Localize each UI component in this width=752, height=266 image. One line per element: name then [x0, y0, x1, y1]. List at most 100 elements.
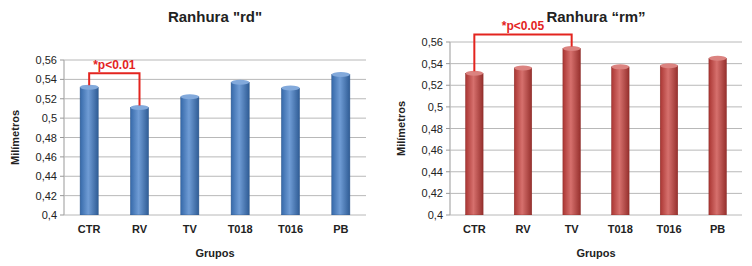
significance-annotation: *p<0.01: [89, 58, 139, 105]
x-axis-label: Grupos: [195, 247, 234, 259]
y-tick-label: 0,48: [422, 123, 443, 135]
grid-line: [64, 79, 366, 80]
bar-top: [181, 94, 199, 99]
bar: [181, 97, 199, 215]
y-tick: [446, 150, 450, 151]
grid-line: [450, 215, 742, 216]
y-tick: [60, 215, 64, 216]
grid-line: [64, 156, 366, 157]
bar: [332, 75, 350, 215]
y-tick-label: 0,44: [36, 170, 57, 182]
grid-line: [64, 137, 366, 138]
y-tick: [446, 128, 450, 129]
bar-top: [514, 65, 532, 70]
grid-line: [64, 98, 366, 99]
y-tick: [60, 137, 64, 138]
y-tick: [446, 63, 450, 64]
bars: [466, 46, 727, 215]
bar-top: [80, 85, 98, 90]
y-tick-label: 0,4: [42, 209, 57, 221]
y-tick: [60, 98, 64, 99]
bar: [660, 66, 678, 215]
x-tick-label: TV: [183, 223, 198, 235]
y-tick-label: 0,42: [36, 190, 57, 202]
y-tick: [60, 176, 64, 177]
y-axis-label: Milímetros: [9, 110, 21, 165]
x-axis-label: Grupos: [576, 247, 615, 259]
y-tick: [60, 79, 64, 80]
chart: Ranhura "rd"0,40,420,440,460,480,50,520,…: [9, 8, 366, 259]
grid-line: [64, 215, 366, 216]
grid-line: [450, 42, 742, 43]
chart: Ranhura “rm” 0,4 0,42 0,44 0,46 0,48 0,5 0,52 0,…: [395, 8, 742, 259]
grid-line: [450, 193, 742, 194]
grid-line: [450, 85, 742, 86]
chart-title: Ranhura "rd": [168, 8, 262, 25]
y-tick-label: 0,42: [422, 187, 443, 199]
bar-top: [709, 56, 727, 61]
y-tick-label: 0,54: [422, 58, 443, 70]
bar: [514, 68, 532, 215]
x-tick-label: T018: [608, 223, 633, 235]
bar-top: [612, 64, 630, 69]
y-tick: [60, 156, 64, 157]
y-tick-label: 0,48: [36, 132, 57, 144]
y-tick: [446, 171, 450, 172]
y-tick-label: 0,5: [42, 112, 57, 124]
x-tick-label: T016: [656, 223, 681, 235]
x-tick-label: T016: [278, 223, 303, 235]
x-tick-label: TV: [565, 223, 580, 235]
y-tick-label: 0,52: [422, 79, 443, 91]
x-tick-label: RV: [515, 223, 531, 235]
y-axis-label: Milímetros: [395, 101, 407, 156]
figure: Ranhura "rd" 0,4 0,42 0,44 0,46 0,48 0,5 0,52 0,…: [0, 0, 752, 266]
y-tick: [60, 118, 64, 119]
annotation-text: *p<0.01: [93, 58, 136, 72]
chart-title: Ranhura “rm”: [546, 8, 645, 25]
y-tick: [446, 85, 450, 86]
significance-bracket: [89, 73, 139, 105]
y-tick-label: 0,46: [422, 144, 443, 156]
y-tick-label: 0,56: [36, 54, 57, 66]
bar: [563, 48, 581, 215]
significance-bracket: [474, 34, 571, 71]
bar: [281, 88, 299, 215]
x-tick-label: PB: [710, 223, 725, 235]
grid-line: [64, 176, 366, 177]
y-tick: [446, 193, 450, 194]
y-tick: [446, 215, 450, 216]
y-tick-label: 0,44: [422, 166, 443, 178]
grid-line: [64, 118, 366, 119]
bar-top: [660, 63, 678, 68]
bar-top: [130, 105, 148, 110]
x-tick-label: RV: [132, 223, 148, 235]
bar: [80, 87, 98, 215]
bar: [612, 67, 630, 215]
x-tick-label: CTR: [463, 223, 486, 235]
bar-top: [231, 80, 249, 85]
bar: [466, 73, 484, 215]
significance-annotation: *p<0.05: [474, 19, 571, 71]
y-tick: [60, 60, 64, 61]
y-tick: [446, 42, 450, 43]
bar: [130, 107, 148, 215]
bar-top: [563, 46, 581, 51]
x-tick-label: CTR: [78, 223, 101, 235]
y-tick-label: 0,5: [428, 101, 443, 113]
y-tick-label: 0,4: [428, 209, 443, 221]
grid-line: [450, 171, 742, 172]
x-tick-label: T018: [228, 223, 253, 235]
bar: [709, 58, 727, 215]
y-tick: [60, 195, 64, 196]
grid-line: [450, 106, 742, 107]
y-tick-label: 0,56: [422, 36, 443, 48]
grid-line: [450, 63, 742, 64]
x-tick-label: PB: [333, 223, 348, 235]
grid-line: [64, 195, 366, 196]
grid-line: [450, 150, 742, 151]
grid-line: [450, 128, 742, 129]
y-tick: [446, 106, 450, 107]
y-tick-label: 0,52: [36, 93, 57, 105]
bar-top: [466, 71, 484, 76]
bars: [80, 72, 350, 215]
■ ■ ■ ■ ■
** Direction **
Copy out all of the data above again, replacing "Grupos" with "Groups" wherever it appears and keeping everything else the same. Leave the pictures out.

** Final result **
Localize each UI component in this width=752, height=266 image. One line per element: name then [x0, y0, x1, y1]. List at most 100 elements.
significance-annotation: *p<0.01: [89, 58, 139, 105]
x-axis-label: Groups: [195, 247, 234, 259]
y-tick-label: 0,48: [422, 123, 443, 135]
grid-line: [64, 79, 366, 80]
bar-top: [181, 94, 199, 99]
bar: [181, 97, 199, 215]
y-tick: [446, 150, 450, 151]
grid-line: [450, 215, 742, 216]
y-tick: [60, 215, 64, 216]
grid-line: [64, 156, 366, 157]
bar: [332, 75, 350, 215]
y-tick-label: 0,44: [36, 170, 57, 182]
grid-line: [64, 137, 366, 138]
y-tick: [446, 128, 450, 129]
bar-top: [514, 65, 532, 70]
grid-line: [64, 98, 366, 99]
y-tick: [60, 137, 64, 138]
y-tick: [446, 63, 450, 64]
bars: [466, 46, 727, 215]
bar-top: [80, 85, 98, 90]
y-tick-label: 0,4: [42, 209, 57, 221]
y-tick: [60, 98, 64, 99]
bar: [660, 66, 678, 215]
x-tick-label: TV: [183, 223, 198, 235]
y-tick-label: 0,42: [36, 190, 57, 202]
y-tick: [60, 176, 64, 177]
y-axis-label: Milímetros: [9, 110, 21, 165]
x-axis-label: Groups: [576, 247, 615, 259]
y-tick: [60, 79, 64, 80]
chart: Ranhura "rd"0,40,420,440,460,480,50,520,…: [9, 8, 366, 259]
grid-line: [64, 215, 366, 216]
grid-line: [450, 42, 742, 43]
chart: Ranhura “rm” 0,4 0,42 0,44 0,46 0,48 0,5 0,52 0,…: [395, 8, 742, 259]
grid-line: [450, 193, 742, 194]
grid-line: [450, 85, 742, 86]
chart-title: Ranhura "rd": [168, 8, 262, 25]
y-tick-label: 0,42: [422, 187, 443, 199]
bar-top: [709, 56, 727, 61]
y-tick-label: 0,54: [422, 58, 443, 70]
bar: [514, 68, 532, 215]
x-tick-label: T018: [608, 223, 633, 235]
bar-top: [612, 64, 630, 69]
y-tick: [60, 156, 64, 157]
y-tick-label: 0,48: [36, 132, 57, 144]
y-tick: [446, 171, 450, 172]
y-tick-label: 0,5: [42, 112, 57, 124]
x-tick-label: T016: [656, 223, 681, 235]
x-tick-label: T016: [278, 223, 303, 235]
x-tick-label: TV: [565, 223, 580, 235]
y-tick-label: 0,52: [422, 79, 443, 91]
x-tick-label: RV: [515, 223, 531, 235]
y-axis-label: Milímetros: [395, 101, 407, 156]
figure: Ranhura "rd" 0,4 0,42 0,44 0,46 0,48 0,5 0,52 0,…: [0, 0, 752, 266]
y-tick: [60, 118, 64, 119]
annotation-text: *p<0.01: [93, 58, 136, 72]
chart-title: Ranhura “rm”: [546, 8, 645, 25]
y-tick: [446, 85, 450, 86]
significance-bracket: [89, 73, 139, 105]
y-tick-label: 0,46: [422, 144, 443, 156]
y-tick-label: 0,56: [36, 54, 57, 66]
bar: [563, 48, 581, 215]
significance-bracket: [474, 34, 571, 71]
bar: [281, 88, 299, 215]
x-tick-label: PB: [710, 223, 725, 235]
grid-line: [64, 176, 366, 177]
y-tick: [446, 193, 450, 194]
y-tick: [446, 215, 450, 216]
y-tick-label: 0,44: [422, 166, 443, 178]
grid-line: [64, 118, 366, 119]
bar-top: [660, 63, 678, 68]
bar-top: [130, 105, 148, 110]
x-tick-label: RV: [132, 223, 148, 235]
bar: [80, 87, 98, 215]
bar: [612, 67, 630, 215]
x-tick-label: CTR: [463, 223, 486, 235]
bar-top: [231, 80, 249, 85]
bar: [466, 73, 484, 215]
significance-annotation: *p<0.05: [474, 19, 571, 71]
y-tick: [60, 60, 64, 61]
y-tick: [446, 42, 450, 43]
bar: [130, 107, 148, 215]
bar-top: [563, 46, 581, 51]
x-tick-label: CTR: [78, 223, 101, 235]
y-tick-label: 0,5: [428, 101, 443, 113]
y-tick-label: 0,4: [428, 209, 443, 221]
grid-line: [450, 171, 742, 172]
x-tick-label: T018: [228, 223, 253, 235]
bar: [709, 58, 727, 215]
y-tick: [60, 195, 64, 196]
grid-line: [450, 106, 742, 107]
y-tick-label: 0,56: [422, 36, 443, 48]
grid-line: [450, 63, 742, 64]
x-tick-label: PB: [333, 223, 348, 235]
grid-line: [64, 195, 366, 196]
grid-line: [450, 150, 742, 151]
grid-line: [450, 128, 742, 129]
y-tick: [446, 106, 450, 107]
y-tick-label: 0,52: [36, 93, 57, 105]
bar-top: [466, 71, 484, 76]
bars: [80, 72, 350, 215]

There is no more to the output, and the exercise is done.